--- Begin ---

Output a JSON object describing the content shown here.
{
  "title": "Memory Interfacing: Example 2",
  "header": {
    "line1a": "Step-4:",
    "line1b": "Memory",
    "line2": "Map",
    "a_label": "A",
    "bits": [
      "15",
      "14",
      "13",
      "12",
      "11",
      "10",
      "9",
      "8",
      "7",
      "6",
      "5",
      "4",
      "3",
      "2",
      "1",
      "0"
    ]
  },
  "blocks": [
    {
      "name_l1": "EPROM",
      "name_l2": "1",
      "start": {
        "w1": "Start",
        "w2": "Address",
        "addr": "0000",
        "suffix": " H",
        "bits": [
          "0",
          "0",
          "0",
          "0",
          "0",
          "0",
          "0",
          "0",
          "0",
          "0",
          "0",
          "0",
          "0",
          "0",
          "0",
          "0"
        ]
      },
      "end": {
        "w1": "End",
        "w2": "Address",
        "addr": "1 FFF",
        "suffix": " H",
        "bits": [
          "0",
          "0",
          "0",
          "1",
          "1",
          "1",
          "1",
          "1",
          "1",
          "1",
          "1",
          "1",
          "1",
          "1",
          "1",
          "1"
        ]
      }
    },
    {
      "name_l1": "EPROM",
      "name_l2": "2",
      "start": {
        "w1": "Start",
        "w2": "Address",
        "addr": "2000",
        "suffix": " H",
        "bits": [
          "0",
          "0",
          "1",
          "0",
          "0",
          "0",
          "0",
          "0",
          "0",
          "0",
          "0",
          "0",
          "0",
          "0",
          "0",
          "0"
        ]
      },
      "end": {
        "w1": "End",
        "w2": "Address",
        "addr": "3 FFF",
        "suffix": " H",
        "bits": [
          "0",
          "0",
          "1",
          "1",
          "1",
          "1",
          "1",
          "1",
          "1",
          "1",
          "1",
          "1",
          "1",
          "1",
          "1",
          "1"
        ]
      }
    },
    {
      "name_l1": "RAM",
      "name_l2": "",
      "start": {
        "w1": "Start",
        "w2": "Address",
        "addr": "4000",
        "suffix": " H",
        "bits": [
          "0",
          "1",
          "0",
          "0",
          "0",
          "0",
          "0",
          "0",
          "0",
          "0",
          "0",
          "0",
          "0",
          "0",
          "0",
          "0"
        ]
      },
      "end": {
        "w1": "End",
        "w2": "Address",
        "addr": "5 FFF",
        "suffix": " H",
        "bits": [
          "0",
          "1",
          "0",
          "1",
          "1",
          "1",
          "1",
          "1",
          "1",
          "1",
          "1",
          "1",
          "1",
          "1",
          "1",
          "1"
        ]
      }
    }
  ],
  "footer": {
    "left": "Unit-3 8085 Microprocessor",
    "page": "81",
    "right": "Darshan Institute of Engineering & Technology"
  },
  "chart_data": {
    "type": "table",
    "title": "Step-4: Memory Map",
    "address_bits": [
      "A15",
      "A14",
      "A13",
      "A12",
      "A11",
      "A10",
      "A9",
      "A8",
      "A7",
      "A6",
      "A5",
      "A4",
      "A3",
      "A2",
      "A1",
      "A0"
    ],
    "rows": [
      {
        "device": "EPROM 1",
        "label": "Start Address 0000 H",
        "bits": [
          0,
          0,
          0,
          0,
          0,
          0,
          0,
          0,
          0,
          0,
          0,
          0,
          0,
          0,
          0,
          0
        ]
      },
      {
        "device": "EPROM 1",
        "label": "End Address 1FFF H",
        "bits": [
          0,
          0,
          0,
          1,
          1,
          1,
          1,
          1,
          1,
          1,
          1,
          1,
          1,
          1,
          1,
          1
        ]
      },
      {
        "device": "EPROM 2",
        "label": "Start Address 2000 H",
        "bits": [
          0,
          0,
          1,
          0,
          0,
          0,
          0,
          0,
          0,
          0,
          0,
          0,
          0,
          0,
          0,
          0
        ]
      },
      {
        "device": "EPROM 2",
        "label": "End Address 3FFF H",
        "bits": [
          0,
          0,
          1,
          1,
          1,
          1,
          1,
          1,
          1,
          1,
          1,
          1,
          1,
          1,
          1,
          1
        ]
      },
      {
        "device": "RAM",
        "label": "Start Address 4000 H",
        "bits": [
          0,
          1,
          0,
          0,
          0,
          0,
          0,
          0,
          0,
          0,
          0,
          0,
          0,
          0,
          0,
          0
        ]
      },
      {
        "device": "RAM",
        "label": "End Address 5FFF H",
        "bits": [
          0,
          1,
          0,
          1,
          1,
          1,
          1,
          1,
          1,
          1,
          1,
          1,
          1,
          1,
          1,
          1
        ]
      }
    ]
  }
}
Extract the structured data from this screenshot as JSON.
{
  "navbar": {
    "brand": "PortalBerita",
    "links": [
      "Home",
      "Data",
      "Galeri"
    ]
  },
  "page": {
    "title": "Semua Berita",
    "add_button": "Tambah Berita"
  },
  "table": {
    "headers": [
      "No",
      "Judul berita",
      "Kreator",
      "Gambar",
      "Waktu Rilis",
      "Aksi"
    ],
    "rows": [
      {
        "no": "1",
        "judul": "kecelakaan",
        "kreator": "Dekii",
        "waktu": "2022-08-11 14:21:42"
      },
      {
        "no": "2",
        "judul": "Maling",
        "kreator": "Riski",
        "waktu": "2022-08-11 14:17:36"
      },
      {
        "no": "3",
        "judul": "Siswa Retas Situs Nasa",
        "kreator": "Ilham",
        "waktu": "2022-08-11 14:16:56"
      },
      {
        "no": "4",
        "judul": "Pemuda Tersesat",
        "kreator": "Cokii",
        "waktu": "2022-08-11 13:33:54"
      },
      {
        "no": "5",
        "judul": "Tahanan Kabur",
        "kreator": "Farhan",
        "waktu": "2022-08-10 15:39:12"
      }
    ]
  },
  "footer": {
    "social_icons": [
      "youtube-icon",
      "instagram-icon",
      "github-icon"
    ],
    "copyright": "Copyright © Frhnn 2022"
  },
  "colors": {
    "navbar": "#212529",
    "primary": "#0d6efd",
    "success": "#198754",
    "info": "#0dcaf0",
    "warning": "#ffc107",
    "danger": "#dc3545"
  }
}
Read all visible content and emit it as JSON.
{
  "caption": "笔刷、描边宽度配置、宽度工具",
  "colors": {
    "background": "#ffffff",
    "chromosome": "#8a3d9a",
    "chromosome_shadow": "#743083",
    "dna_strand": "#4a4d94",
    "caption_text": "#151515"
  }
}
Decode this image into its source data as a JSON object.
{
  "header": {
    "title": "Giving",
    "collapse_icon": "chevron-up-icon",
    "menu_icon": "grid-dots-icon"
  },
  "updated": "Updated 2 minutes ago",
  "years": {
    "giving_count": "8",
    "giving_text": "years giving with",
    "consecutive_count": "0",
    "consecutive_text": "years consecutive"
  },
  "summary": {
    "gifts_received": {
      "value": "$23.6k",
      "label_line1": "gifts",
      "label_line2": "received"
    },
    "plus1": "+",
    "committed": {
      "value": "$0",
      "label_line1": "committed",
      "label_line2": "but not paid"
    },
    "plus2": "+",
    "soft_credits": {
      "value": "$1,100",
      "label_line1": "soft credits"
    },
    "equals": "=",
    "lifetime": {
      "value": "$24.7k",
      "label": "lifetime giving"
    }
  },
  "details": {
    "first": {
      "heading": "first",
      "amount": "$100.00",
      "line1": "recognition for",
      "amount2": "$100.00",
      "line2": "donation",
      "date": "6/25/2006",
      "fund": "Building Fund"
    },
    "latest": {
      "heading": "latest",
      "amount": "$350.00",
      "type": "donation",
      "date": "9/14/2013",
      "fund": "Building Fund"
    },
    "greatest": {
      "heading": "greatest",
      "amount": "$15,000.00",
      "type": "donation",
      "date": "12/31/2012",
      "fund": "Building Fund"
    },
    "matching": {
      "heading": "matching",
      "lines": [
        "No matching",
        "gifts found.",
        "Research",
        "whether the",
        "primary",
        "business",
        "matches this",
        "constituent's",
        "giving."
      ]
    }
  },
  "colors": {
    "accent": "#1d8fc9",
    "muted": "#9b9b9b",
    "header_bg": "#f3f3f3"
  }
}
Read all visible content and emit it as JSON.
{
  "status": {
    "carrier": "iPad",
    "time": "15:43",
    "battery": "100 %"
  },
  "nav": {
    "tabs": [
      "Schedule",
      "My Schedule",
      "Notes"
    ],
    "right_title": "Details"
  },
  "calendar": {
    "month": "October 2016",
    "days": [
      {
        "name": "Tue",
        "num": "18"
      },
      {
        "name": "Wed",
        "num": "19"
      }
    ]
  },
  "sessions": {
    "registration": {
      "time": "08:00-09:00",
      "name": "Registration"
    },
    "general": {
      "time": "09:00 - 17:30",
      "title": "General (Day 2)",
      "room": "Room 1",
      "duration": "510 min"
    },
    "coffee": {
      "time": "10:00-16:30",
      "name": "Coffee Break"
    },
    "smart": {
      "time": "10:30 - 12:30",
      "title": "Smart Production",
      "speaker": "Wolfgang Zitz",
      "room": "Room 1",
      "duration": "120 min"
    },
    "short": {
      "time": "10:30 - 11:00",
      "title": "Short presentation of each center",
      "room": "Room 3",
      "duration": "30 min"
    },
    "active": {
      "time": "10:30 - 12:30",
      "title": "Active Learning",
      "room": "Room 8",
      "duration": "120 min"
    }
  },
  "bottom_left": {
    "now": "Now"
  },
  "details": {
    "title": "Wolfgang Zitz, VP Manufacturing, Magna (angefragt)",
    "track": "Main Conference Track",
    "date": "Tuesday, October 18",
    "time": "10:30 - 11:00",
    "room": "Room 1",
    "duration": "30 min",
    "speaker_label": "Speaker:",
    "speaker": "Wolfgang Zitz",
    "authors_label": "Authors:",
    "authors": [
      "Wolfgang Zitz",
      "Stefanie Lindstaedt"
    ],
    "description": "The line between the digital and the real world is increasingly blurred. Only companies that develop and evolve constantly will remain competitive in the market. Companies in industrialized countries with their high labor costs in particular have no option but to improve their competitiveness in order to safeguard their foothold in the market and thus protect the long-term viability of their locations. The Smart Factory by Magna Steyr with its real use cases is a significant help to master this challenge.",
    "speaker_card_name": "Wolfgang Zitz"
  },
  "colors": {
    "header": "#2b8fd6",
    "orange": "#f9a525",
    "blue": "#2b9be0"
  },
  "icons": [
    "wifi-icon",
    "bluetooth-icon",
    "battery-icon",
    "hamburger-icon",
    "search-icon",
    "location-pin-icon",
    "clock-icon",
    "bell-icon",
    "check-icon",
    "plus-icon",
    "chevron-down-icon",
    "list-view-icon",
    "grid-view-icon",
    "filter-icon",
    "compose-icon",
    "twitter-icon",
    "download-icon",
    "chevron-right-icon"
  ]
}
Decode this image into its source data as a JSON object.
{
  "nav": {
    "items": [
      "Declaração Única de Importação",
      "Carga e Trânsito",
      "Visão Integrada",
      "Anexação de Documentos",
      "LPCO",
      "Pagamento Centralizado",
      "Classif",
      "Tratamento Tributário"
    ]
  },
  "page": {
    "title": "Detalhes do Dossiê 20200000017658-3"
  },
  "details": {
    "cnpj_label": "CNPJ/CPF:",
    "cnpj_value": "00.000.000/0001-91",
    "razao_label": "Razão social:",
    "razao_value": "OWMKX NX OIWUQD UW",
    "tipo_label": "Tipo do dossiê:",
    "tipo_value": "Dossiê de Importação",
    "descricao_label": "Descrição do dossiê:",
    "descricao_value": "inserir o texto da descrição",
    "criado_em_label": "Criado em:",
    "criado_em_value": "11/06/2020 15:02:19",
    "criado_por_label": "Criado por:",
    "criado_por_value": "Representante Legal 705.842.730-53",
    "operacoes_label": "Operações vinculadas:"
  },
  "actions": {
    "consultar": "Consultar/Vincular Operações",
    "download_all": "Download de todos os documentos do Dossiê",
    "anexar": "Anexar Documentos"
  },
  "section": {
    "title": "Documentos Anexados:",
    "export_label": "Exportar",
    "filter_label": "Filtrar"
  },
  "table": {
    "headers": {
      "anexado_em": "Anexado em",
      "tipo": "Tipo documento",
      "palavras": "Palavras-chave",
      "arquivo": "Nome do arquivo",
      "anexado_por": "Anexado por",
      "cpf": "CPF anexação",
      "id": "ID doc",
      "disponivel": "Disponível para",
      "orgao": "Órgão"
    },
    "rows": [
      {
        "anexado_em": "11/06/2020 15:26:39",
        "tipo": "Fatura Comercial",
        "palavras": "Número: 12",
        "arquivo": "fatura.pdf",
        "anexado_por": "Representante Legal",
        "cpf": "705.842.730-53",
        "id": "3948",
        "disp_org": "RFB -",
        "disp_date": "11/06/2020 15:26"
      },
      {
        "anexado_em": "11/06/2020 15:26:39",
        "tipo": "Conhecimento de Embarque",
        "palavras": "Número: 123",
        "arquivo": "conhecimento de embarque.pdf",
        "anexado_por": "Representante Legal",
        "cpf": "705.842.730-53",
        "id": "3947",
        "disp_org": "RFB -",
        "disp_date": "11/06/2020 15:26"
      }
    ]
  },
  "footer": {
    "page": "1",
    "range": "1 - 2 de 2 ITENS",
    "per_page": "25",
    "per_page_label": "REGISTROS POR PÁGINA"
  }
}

--- End ---

Job => Copy, from the material, each line that holds the string "matching".

Full answer =>
    "matching": {
      "heading": "matching",
        "No matching",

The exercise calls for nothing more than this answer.